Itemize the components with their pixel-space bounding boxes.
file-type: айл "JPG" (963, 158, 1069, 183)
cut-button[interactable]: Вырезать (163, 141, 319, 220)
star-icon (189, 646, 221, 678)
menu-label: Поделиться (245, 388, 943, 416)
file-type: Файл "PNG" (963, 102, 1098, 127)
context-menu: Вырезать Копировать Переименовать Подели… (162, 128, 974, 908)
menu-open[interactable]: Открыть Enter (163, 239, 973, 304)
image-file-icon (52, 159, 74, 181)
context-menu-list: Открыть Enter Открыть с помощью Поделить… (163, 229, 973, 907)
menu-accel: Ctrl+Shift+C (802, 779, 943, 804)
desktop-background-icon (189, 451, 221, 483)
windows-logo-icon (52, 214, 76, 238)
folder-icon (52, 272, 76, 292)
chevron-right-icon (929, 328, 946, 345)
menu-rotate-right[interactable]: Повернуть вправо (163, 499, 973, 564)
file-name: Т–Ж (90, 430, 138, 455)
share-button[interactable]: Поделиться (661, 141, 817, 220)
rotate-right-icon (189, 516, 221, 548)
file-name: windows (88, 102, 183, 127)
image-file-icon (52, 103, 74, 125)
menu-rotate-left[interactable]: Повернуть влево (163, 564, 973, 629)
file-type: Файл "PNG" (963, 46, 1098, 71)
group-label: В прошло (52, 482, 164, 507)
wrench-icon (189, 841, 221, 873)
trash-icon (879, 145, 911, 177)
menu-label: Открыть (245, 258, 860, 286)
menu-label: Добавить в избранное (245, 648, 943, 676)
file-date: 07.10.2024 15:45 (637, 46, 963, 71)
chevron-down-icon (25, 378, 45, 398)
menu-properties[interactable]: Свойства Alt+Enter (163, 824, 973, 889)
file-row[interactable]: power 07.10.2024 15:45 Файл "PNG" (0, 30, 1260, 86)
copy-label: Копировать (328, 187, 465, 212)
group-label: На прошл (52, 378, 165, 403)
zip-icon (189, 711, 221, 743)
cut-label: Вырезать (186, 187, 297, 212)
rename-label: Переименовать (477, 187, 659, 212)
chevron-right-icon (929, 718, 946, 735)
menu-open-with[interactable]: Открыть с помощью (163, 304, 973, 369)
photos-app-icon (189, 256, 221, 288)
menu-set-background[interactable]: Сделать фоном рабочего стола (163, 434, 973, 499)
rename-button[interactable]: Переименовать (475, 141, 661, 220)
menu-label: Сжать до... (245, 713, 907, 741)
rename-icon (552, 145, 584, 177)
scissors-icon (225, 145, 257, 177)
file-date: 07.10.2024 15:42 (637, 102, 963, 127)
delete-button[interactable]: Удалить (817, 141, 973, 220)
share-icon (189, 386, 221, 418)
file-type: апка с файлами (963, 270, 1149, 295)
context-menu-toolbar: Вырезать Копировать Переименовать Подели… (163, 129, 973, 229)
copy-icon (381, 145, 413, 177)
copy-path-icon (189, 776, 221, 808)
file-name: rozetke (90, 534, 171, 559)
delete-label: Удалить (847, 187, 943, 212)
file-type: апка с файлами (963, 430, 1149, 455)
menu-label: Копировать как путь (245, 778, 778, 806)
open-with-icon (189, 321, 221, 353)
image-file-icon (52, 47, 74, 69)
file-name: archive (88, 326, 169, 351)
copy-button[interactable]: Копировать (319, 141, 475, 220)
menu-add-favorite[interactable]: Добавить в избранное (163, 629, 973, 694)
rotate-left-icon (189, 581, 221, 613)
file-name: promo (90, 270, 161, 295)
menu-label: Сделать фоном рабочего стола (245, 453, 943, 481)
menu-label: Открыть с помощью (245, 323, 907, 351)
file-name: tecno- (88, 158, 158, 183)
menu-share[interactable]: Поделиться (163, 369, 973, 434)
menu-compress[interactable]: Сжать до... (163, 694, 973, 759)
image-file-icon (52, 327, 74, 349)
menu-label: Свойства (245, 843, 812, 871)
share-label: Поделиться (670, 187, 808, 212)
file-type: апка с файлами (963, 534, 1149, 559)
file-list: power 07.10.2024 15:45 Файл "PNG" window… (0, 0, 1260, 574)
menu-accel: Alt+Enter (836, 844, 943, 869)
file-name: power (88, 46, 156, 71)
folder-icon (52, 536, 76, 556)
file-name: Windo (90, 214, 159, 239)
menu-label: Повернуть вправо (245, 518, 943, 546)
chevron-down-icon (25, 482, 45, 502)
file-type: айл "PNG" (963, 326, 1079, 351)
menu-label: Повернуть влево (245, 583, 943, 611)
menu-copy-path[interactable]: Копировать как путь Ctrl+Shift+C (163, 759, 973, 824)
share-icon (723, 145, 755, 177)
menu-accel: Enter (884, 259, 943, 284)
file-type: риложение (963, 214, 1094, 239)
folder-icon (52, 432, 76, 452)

■ ■ ■ ■ ■

### [Work instructions]
In the listing, from its first line up to and including the line with "image-file-icon (52, 103, 74, 125)", change every "menu-label" to "menu-text" and reproduce those lines with nothing else altered.

### [Correct output]
Itemize the components with their pixel-space bounding boxes.
file-type: айл "JPG" (963, 158, 1069, 183)
cut-button[interactable]: Вырезать (163, 141, 319, 220)
star-icon (189, 646, 221, 678)
menu-text: Поделиться (245, 388, 943, 416)
file-type: Файл "PNG" (963, 102, 1098, 127)
context-menu: Вырезать Копировать Переименовать Подели… (162, 128, 974, 908)
menu-open[interactable]: Открыть Enter (163, 239, 973, 304)
image-file-icon (52, 159, 74, 181)
context-menu-list: Открыть Enter Открыть с помощью Поделить… (163, 229, 973, 907)
menu-accel: Ctrl+Shift+C (802, 779, 943, 804)
desktop-background-icon (189, 451, 221, 483)
windows-logo-icon (52, 214, 76, 238)
folder-icon (52, 272, 76, 292)
chevron-right-icon (929, 328, 946, 345)
menu-rotate-right[interactable]: Повернуть вправо (163, 499, 973, 564)
file-name: Т–Ж (90, 430, 138, 455)
share-button[interactable]: Поделиться (661, 141, 817, 220)
rotate-right-icon (189, 516, 221, 548)
file-name: windows (88, 102, 183, 127)
image-file-icon (52, 103, 74, 125)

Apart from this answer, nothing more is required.